* **OBJECTIVE**
Copy out all the records, word for word.

* **SUPPLIED MATERIAL**
----
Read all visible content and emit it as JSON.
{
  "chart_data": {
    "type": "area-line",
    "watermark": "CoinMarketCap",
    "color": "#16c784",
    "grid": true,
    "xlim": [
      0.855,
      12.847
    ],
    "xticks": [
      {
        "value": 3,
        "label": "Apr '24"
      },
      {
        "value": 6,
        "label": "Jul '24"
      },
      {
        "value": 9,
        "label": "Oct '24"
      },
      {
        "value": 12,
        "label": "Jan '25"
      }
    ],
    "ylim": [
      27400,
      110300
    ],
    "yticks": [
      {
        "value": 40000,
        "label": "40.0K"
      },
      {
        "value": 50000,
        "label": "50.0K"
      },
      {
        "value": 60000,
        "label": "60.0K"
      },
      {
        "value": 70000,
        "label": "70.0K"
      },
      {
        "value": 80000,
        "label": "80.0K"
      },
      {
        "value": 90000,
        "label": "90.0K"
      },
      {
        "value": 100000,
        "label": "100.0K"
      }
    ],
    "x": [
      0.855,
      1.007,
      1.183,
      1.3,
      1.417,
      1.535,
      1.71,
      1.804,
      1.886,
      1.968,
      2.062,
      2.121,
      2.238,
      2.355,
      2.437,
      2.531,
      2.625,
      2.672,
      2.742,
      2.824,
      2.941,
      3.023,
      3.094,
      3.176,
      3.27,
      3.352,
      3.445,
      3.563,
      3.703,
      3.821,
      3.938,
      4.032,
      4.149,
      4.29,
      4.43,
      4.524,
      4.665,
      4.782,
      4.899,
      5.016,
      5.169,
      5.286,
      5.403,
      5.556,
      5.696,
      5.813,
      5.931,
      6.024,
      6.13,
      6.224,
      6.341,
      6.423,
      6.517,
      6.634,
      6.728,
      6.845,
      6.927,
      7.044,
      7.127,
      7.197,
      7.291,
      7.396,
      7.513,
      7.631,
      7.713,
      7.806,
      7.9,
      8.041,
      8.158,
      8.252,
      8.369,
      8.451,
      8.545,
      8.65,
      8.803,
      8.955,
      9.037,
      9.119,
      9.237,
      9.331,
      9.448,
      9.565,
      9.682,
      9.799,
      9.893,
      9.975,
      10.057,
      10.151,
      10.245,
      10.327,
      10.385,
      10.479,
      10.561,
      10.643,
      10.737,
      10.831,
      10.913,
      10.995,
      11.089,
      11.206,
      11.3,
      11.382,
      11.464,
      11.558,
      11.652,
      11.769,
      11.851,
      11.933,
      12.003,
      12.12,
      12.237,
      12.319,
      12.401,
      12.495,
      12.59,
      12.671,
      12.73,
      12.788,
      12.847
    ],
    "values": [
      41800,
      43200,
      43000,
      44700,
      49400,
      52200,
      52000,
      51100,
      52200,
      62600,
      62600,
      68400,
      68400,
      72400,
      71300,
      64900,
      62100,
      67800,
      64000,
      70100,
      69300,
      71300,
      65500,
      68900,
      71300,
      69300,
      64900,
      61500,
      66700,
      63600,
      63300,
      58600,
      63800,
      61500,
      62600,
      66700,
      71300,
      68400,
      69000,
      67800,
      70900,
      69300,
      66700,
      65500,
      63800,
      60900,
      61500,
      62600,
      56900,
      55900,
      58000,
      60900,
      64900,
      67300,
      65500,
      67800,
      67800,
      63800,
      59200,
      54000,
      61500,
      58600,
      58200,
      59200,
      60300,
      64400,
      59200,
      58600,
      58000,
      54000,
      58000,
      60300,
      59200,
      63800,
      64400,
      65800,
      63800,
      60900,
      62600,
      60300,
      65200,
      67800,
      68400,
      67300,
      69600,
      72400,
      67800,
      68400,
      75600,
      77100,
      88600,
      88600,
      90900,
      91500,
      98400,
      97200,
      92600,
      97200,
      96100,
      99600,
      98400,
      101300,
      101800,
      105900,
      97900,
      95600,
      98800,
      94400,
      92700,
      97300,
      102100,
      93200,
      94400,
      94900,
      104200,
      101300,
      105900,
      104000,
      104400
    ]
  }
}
----
* **WRITTEN RESPONSE**
Read all visible content and emit it as JSON.
{
  "chart_data": {
    "type": "area-line",
    "watermark": "CoinMarketCap",
    "color": "#16c784",
    "grid": true,
    "xlim": [
      0.855,
      12.847
    ],
    "xticks": [
      {
        "value": 3,
        "label": "Apr '24"
      },
      {
        "value": 6,
        "label": "Jul '24"
      },
      {
        "value": 9,
        "label": "Oct '24"
      },
      {
        "value": 12,
        "label": "Jan '25"
      }
    ],
    "ylim": [
      27400,
      110300
    ],
    "yticks": [
      {
        "value": 40000,
        "label": "40.0K"
      },
      {
        "value": 50000,
        "label": "50.0K"
      },
      {
        "value": 60000,
        "label": "60.0K"
      },
      {
        "value": 70000,
        "label": "70.0K"
      },
      {
        "value": 80000,
        "label": "80.0K"
      },
      {
        "value": 90000,
        "label": "90.0K"
      },
      {
        "value": 100000,
        "label": "100.0K"
      }
    ],
    "x": [
      0.855,
      1.007,
      1.183,
      1.3,
      1.417,
      1.535,
      1.71,
      1.804,
      1.886,
      1.968,
      2.062,
      2.121,
      2.238,
      2.355,
      2.437,
      2.531,
      2.625,
      2.672,
      2.742,
      2.824,
      2.941,
      3.023,
      3.094,
      3.176,
      3.27,
      3.352,
      3.445,
      3.563,
      3.703,
      3.821,
      3.938,
      4.032,
      4.149,
      4.29,
      4.43,
      4.524,
      4.665,
      4.782,
      4.899,
      5.016,
      5.169,
      5.286,
      5.403,
      5.556,
      5.696,
      5.813,
      5.931,
      6.024,
      6.13,
      6.224,
      6.341,
      6.423,
      6.517,
      6.634,
      6.728,
      6.845,
      6.927,
      7.044,
      7.127,
      7.197,
      7.291,
      7.396,
      7.513,
      7.631,
      7.713,
      7.806,
      7.9,
      8.041,
      8.158,
      8.252,
      8.369,
      8.451,
      8.545,
      8.65,
      8.803,
      8.955,
      9.037,
      9.119,
      9.237,
      9.331,
      9.448,
      9.565,
      9.682,
      9.799,
      9.893,
      9.975,
      10.057,
      10.151,
      10.245,
      10.327,
      10.385,
      10.479,
      10.561,
      10.643,
      10.737,
      10.831,
      10.913,
      10.995,
      11.089,
      11.206,
      11.3,
      11.382,
      11.464,
      11.558,
      11.652,
      11.769,
      11.851,
      11.933,
      12.003,
      12.12,
      12.237,
      12.319,
      12.401,
      12.495,
      12.59,
      12.671,
      12.73,
      12.788,
      12.847
    ],
    "values": [
      41800,
      43200,
      43000,
      44700,
      49400,
      52200,
      52000,
      51100,
      52200,
      62600,
      62600,
      68400,
      68400,
      72400,
      71300,
      64900,
      62100,
      67800,
      64000,
      70100,
      69300,
      71300,
      65500,
      68900,
      71300,
      69300,
      64900,
      61500,
      66700,
      63600,
      63300,
      58600,
      63800,
      61500,
      62600,
      66700,
      71300,
      68400,
      69000,
      67800,
      70900,
      69300,
      66700,
      65500,
      63800,
      60900,
      61500,
      62600,
      56900,
      55900,
      58000,
      60900,
      64900,
      67300,
      65500,
      67800,
      67800,
      63800,
      59200,
      54000,
      61500,
      58600,
      58200,
      59200,
      60300,
      64400,
      59200,
      58600,
      58000,
      54000,
      58000,
      60300,
      59200,
      63800,
      64400,
      65800,
      63800,
      60900,
      62600,
      60300,
      65200,
      67800,
      68400,
      67300,
      69600,
      72400,
      67800,
      68400,
      75600,
      77100,
      88600,
      88600,
      90900,
      91500,
      98400,
      97200,
      92600,
      97200,
      96100,
      99600,
      98400,
      101300,
      101800,
      105900,
      97900,
      95600,
      98800,
      94400,
      92700,
      97300,
      102100,
      93200,
      94400,
      94900,
      104200,
      101300,
      105900,
      104000,
      104400
    ]
  }
}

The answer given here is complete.